[SET PROBLEM]
How many lines of these records hold the string "Descriptions"? Reply with the number alone.

— START MATERIAL PROVIDED —

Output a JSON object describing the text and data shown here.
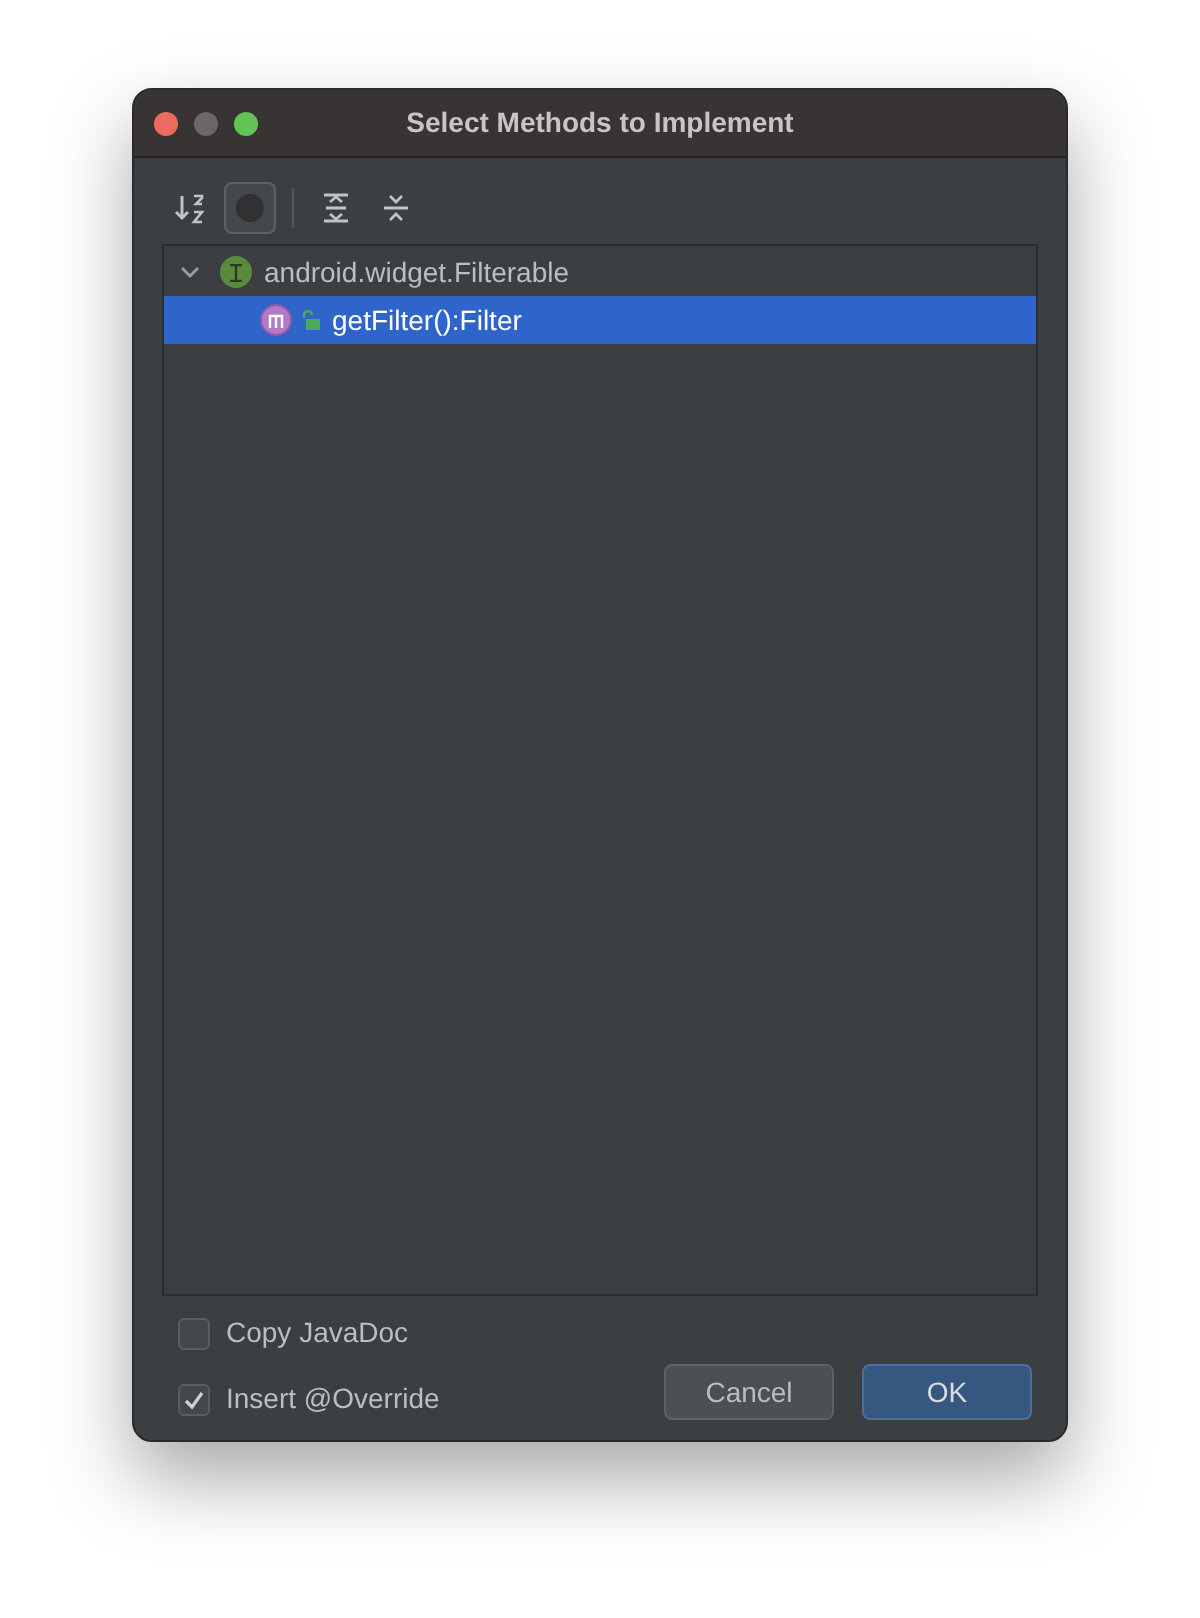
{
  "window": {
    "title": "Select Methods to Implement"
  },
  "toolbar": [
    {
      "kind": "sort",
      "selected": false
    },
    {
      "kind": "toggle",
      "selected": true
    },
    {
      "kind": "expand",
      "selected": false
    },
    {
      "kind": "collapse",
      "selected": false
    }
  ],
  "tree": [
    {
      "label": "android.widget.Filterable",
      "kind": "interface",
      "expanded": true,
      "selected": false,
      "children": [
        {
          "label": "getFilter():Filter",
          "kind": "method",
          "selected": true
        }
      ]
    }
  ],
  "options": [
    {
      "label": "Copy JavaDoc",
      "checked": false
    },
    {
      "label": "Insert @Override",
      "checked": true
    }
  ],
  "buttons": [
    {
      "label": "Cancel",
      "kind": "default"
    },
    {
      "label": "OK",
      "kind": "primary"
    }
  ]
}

— END MATERIAL PROVIDED —
— START MATERIAL PROVIDED —

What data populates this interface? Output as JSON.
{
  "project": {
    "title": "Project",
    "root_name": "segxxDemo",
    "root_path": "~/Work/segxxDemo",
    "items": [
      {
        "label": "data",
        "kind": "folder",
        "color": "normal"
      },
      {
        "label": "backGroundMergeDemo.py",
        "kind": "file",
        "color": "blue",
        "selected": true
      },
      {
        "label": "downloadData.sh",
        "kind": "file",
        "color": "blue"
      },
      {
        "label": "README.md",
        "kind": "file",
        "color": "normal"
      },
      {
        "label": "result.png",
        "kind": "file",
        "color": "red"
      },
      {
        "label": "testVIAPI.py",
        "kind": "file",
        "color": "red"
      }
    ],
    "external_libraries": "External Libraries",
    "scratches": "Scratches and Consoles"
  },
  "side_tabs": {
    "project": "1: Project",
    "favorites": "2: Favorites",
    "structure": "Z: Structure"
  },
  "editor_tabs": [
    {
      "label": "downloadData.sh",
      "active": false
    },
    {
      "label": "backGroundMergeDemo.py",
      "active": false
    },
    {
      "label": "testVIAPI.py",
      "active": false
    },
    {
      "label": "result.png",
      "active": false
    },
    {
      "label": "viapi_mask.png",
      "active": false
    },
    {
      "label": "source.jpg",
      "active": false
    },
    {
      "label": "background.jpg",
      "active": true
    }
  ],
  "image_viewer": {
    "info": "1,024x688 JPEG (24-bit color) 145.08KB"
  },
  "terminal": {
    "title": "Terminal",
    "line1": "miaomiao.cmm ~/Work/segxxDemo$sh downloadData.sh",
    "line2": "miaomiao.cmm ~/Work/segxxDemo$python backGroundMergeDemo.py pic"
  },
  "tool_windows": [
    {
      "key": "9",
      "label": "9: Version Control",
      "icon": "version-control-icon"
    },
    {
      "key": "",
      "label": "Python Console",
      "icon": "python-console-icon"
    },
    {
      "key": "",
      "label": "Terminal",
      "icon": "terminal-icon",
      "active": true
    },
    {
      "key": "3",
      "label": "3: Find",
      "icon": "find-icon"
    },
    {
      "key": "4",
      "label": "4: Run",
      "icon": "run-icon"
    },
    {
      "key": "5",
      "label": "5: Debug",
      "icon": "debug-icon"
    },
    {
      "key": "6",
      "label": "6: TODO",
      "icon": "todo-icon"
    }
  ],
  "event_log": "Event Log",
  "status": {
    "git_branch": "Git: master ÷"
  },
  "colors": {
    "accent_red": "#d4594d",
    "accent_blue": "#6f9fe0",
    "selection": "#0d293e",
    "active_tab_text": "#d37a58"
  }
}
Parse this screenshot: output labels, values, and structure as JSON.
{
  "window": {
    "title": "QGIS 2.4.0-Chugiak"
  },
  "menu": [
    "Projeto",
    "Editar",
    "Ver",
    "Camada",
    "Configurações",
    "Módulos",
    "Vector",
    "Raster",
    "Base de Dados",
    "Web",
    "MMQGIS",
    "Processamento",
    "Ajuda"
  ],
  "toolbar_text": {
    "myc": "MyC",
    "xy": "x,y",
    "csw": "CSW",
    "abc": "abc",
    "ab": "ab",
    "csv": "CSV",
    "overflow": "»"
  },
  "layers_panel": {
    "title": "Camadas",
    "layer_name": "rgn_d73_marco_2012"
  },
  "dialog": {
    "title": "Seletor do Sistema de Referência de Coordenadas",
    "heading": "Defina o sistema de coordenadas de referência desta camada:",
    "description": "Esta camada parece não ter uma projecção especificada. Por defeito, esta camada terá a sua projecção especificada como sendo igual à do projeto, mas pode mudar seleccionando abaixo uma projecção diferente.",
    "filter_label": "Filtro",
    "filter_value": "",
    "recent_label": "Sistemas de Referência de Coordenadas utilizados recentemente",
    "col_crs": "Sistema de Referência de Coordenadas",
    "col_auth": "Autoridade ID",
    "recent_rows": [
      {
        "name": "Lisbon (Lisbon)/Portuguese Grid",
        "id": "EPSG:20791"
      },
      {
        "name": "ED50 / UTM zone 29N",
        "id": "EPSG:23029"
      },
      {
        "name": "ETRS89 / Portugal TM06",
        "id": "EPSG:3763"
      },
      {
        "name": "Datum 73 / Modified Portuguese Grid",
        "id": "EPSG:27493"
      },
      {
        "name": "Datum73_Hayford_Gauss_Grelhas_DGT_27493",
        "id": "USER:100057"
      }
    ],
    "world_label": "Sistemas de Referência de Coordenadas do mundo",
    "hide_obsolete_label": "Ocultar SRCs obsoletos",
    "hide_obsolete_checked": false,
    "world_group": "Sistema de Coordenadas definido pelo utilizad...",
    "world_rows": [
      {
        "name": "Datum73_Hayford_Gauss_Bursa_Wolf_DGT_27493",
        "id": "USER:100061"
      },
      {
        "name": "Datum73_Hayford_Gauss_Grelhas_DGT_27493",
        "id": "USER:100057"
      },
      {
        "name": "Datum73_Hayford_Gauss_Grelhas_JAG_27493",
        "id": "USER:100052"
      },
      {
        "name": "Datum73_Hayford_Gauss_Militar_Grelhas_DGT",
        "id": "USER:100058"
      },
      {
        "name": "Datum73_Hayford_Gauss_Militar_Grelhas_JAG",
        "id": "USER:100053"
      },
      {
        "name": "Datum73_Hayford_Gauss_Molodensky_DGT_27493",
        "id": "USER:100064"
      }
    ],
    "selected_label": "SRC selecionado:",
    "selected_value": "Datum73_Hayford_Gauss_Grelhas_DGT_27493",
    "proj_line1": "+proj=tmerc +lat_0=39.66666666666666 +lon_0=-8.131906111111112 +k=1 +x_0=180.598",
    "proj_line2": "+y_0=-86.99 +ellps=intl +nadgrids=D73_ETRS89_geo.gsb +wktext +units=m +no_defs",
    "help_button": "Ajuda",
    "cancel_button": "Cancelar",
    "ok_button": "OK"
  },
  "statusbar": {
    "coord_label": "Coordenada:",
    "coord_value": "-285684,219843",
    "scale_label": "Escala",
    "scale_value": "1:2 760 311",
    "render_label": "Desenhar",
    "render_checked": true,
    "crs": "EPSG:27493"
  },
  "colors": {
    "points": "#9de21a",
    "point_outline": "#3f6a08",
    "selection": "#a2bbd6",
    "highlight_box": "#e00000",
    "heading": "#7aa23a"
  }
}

— END MATERIAL PROVIDED —
— START MATERIAL PROVIDED —

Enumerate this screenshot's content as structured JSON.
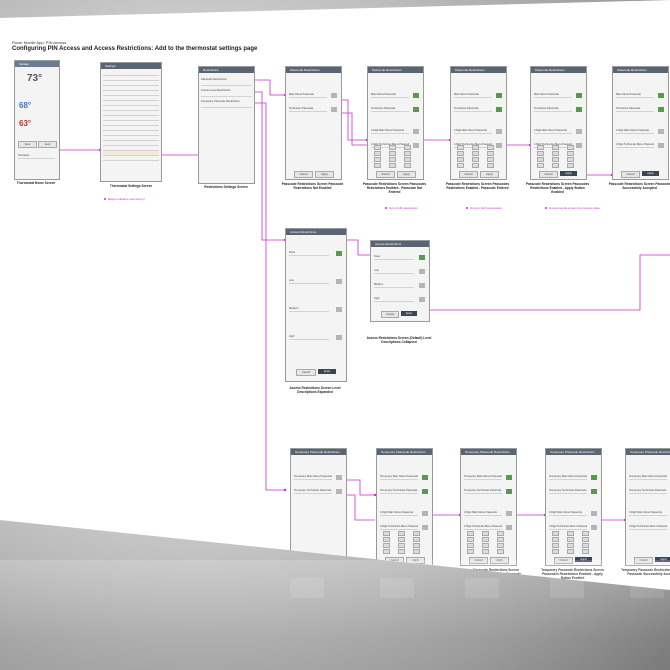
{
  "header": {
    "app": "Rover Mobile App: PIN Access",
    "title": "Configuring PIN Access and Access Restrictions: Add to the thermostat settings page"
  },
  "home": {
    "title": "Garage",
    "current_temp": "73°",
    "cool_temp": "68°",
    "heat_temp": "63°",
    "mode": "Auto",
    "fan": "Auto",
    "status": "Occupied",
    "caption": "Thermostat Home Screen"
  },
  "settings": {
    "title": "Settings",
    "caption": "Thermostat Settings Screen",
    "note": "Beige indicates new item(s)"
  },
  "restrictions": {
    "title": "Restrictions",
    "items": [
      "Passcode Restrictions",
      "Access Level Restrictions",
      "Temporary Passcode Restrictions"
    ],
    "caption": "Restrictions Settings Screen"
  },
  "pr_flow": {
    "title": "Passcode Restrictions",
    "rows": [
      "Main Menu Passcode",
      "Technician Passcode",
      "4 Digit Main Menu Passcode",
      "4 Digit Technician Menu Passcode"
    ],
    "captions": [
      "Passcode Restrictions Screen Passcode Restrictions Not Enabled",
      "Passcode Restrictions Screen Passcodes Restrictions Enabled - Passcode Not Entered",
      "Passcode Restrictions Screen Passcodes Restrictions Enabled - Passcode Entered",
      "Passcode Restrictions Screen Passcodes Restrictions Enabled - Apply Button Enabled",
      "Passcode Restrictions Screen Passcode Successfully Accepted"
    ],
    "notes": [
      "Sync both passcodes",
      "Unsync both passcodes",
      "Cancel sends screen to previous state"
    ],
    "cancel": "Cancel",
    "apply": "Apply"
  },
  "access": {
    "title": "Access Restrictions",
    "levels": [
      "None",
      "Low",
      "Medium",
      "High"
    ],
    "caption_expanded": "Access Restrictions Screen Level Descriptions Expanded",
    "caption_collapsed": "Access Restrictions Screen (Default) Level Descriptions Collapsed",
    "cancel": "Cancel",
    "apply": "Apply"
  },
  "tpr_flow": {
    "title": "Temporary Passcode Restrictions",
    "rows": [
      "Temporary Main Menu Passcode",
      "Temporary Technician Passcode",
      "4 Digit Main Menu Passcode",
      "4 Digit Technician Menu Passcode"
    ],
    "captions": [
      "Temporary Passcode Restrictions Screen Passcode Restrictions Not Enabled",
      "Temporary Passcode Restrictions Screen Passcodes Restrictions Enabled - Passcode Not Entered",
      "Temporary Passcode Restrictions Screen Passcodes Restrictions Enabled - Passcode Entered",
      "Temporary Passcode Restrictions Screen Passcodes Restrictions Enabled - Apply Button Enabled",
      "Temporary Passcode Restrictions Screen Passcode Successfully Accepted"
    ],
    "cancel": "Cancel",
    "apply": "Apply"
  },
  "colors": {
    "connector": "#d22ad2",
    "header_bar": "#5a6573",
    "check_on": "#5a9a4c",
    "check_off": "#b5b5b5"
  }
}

— END MATERIAL PROVIDED —

[RESULT]
2